TASK TO COMPLETE ▸ Every line that includes the word "Guastalla" is to be listed.

(Collection entries)
-=-=-=-=-

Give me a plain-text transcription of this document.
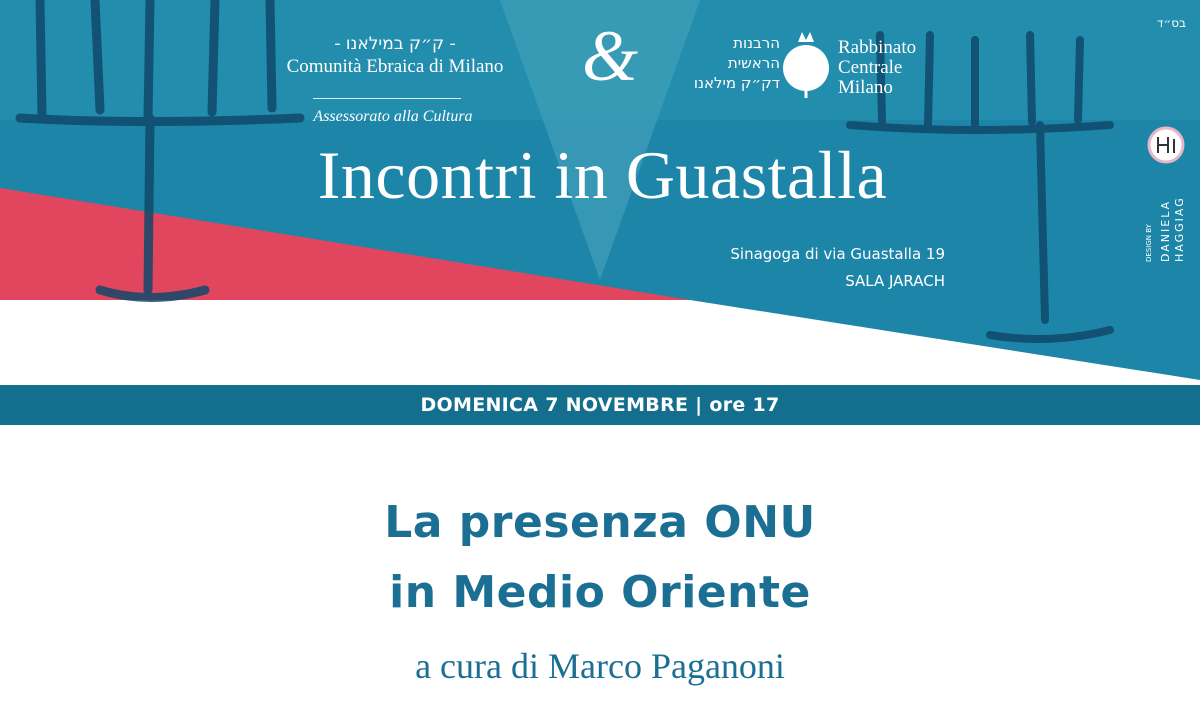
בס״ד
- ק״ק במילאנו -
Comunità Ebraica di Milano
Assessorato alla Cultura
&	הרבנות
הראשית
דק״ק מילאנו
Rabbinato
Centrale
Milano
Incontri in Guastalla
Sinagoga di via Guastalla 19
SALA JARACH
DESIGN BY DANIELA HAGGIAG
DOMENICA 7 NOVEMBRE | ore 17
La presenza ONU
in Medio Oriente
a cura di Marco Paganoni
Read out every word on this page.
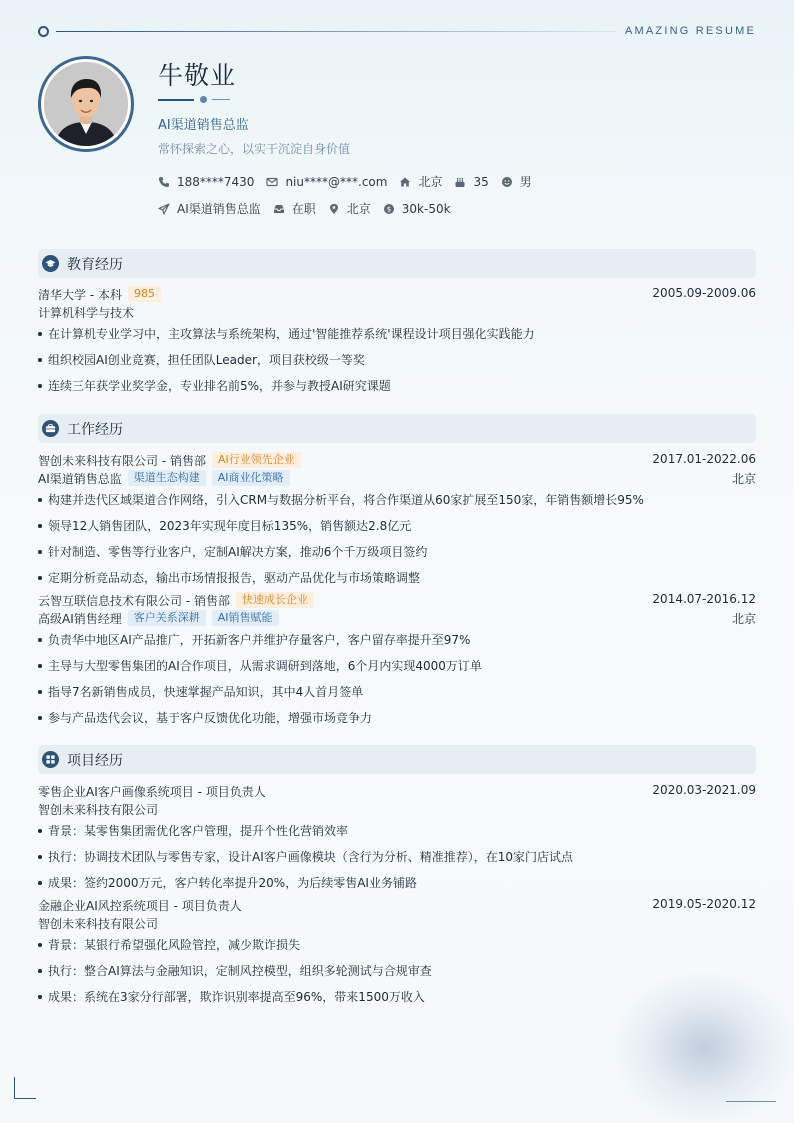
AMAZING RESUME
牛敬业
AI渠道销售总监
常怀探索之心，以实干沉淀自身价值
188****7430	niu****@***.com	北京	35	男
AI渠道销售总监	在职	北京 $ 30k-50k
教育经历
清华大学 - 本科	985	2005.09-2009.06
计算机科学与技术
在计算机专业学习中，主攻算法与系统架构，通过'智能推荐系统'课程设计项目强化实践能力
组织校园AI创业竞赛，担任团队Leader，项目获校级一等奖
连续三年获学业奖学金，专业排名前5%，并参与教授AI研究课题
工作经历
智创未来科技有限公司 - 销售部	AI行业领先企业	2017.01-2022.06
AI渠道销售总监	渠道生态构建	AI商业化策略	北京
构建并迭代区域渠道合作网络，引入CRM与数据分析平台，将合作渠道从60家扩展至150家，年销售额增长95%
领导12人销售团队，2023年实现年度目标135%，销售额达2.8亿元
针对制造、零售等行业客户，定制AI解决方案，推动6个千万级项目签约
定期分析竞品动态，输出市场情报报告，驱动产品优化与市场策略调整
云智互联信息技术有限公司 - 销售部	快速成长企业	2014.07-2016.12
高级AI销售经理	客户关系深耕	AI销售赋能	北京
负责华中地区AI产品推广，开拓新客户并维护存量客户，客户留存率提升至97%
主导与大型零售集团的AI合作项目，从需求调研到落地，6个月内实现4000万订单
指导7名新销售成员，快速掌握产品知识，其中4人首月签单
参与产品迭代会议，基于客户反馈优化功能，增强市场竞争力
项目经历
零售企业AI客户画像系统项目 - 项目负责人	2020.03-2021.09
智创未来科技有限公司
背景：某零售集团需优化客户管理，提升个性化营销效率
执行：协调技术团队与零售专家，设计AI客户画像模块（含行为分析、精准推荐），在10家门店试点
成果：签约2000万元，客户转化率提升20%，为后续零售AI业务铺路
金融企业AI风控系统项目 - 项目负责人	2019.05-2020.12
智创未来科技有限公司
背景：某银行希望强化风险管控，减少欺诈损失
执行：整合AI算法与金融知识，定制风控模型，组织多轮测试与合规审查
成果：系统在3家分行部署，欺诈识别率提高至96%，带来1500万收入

-=-=-=-=-

EXERCISE OUTPUT ▸
Incontri in Guastalla
Sinagoga di via Guastalla 19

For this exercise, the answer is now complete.